■ Supplied material:
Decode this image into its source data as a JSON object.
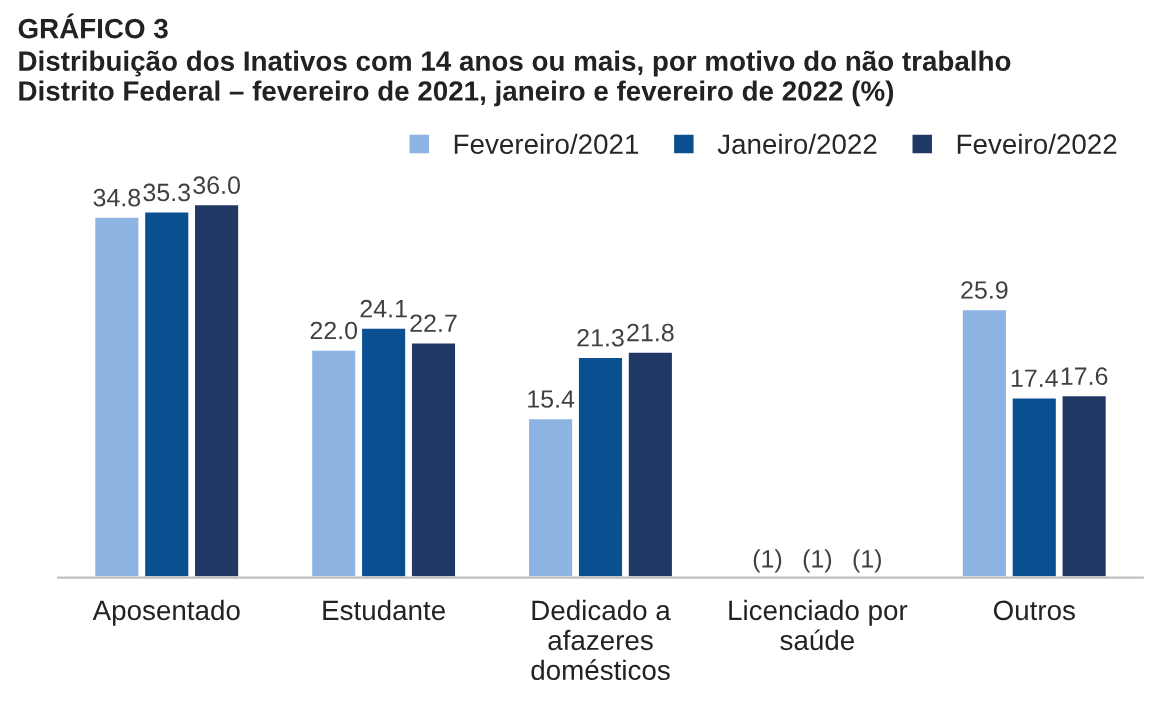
{
  "chart_data": {
    "type": "bar",
    "title": "GRÁFICO 3",
    "subtitle": "Distribuição dos Inativos com 14 anos ou mais, por motivo do não trabalho\nDistrito Federal – fevereiro de 2021, janeiro e fevereiro de 2022 (%)",
    "categories": [
      "Aposentado",
      "Estudante",
      "Dedicado a\nafazeres\ndomésticos",
      "Licenciado por\nsaúde",
      "Outros"
    ],
    "series": [
      {
        "name": "Fevereiro/2021",
        "color": "#8db3e2",
        "values": [
          34.8,
          22.0,
          15.4,
          null,
          25.9
        ],
        "value_labels": [
          "34.8",
          "22.0",
          "15.4",
          "(1)",
          "25.9"
        ]
      },
      {
        "name": "Janeiro/2022",
        "color": "#0a4f8f",
        "values": [
          35.3,
          24.1,
          21.3,
          null,
          17.4
        ],
        "value_labels": [
          "35.3",
          "24.1",
          "21.3",
          "(1)",
          "17.4"
        ]
      },
      {
        "name": "Feveiro/2022",
        "color": "#1f3864",
        "values": [
          36.0,
          22.7,
          21.8,
          null,
          17.6
        ],
        "value_labels": [
          "36.0",
          "22.7",
          "21.8",
          "(1)",
          "17.6"
        ]
      }
    ],
    "legend": "top right",
    "grid": false
  }
}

■ Stated goal: Restate the whole listing above exactly, please, omitting every image.

■ Final result:
Decode this image into its source data as a JSON object.
{
  "chart_data": {
    "type": "bar",
    "title": "GRÁFICO 3",
    "subtitle": "Distribuição dos Inativos com 14 anos ou mais, por motivo do não trabalho\nDistrito Federal – fevereiro de 2021, janeiro e fevereiro de 2022 (%)",
    "categories": [
      "Aposentado",
      "Estudante",
      "Dedicado a\nafazeres\ndomésticos",
      "Licenciado por\nsaúde",
      "Outros"
    ],
    "series": [
      {
        "name": "Fevereiro/2021",
        "color": "#8db3e2",
        "values": [
          34.8,
          22.0,
          15.4,
          null,
          25.9
        ],
        "value_labels": [
          "34.8",
          "22.0",
          "15.4",
          "(1)",
          "25.9"
        ]
      },
      {
        "name": "Janeiro/2022",
        "color": "#0a4f8f",
        "values": [
          35.3,
          24.1,
          21.3,
          null,
          17.4
        ],
        "value_labels": [
          "35.3",
          "24.1",
          "21.3",
          "(1)",
          "17.4"
        ]
      },
      {
        "name": "Feveiro/2022",
        "color": "#1f3864",
        "values": [
          36.0,
          22.7,
          21.8,
          null,
          17.6
        ],
        "value_labels": [
          "36.0",
          "22.7",
          "21.8",
          "(1)",
          "17.6"
        ]
      }
    ],
    "legend": "top right",
    "grid": false
  }
}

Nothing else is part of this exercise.